Your instructions: Exclude the pictures; give every entry again exactly as written.

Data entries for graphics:

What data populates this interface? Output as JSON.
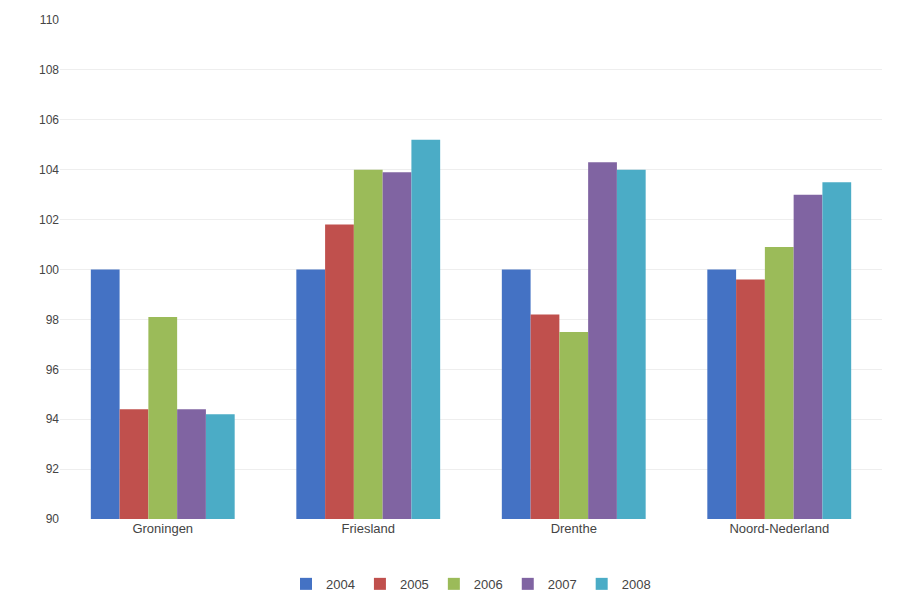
{
  "chart_data": {
    "type": "bar",
    "categories": [
      "Groningen",
      "Friesland",
      "Drenthe",
      "Noord-Nederland"
    ],
    "series": [
      {
        "name": "2004",
        "color": "#4472C4",
        "values": [
          100.0,
          100.0,
          100.0,
          100.0
        ]
      },
      {
        "name": "2005",
        "color": "#C0504D",
        "values": [
          94.4,
          101.8,
          98.2,
          99.6
        ]
      },
      {
        "name": "2006",
        "color": "#9BBB59",
        "values": [
          98.1,
          104.0,
          97.5,
          100.9
        ]
      },
      {
        "name": "2007",
        "color": "#8064A2",
        "values": [
          94.4,
          103.9,
          104.3,
          103.0
        ]
      },
      {
        "name": "2008",
        "color": "#4BACC6",
        "values": [
          94.2,
          105.2,
          104.0,
          103.5
        ]
      }
    ],
    "ylim": [
      90,
      110
    ],
    "yticks": [
      90,
      92,
      94,
      96,
      98,
      100,
      102,
      104,
      106,
      108,
      110
    ],
    "grid": true,
    "legend": "bottom"
  }
}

Exercise answer:
What data populates this interface? Output as JSON.
{
  "chart_data": {
    "type": "bar",
    "categories": [
      "Groningen",
      "Friesland",
      "Drenthe",
      "Noord-Nederland"
    ],
    "series": [
      {
        "name": "2004",
        "color": "#4472C4",
        "values": [
          100.0,
          100.0,
          100.0,
          100.0
        ]
      },
      {
        "name": "2005",
        "color": "#C0504D",
        "values": [
          94.4,
          101.8,
          98.2,
          99.6
        ]
      },
      {
        "name": "2006",
        "color": "#9BBB59",
        "values": [
          98.1,
          104.0,
          97.5,
          100.9
        ]
      },
      {
        "name": "2007",
        "color": "#8064A2",
        "values": [
          94.4,
          103.9,
          104.3,
          103.0
        ]
      },
      {
        "name": "2008",
        "color": "#4BACC6",
        "values": [
          94.2,
          105.2,
          104.0,
          103.5
        ]
      }
    ],
    "ylim": [
      90,
      110
    ],
    "yticks": [
      90,
      92,
      94,
      96,
      98,
      100,
      102,
      104,
      106,
      108,
      110
    ],
    "grid": true,
    "legend": "bottom"
  }
}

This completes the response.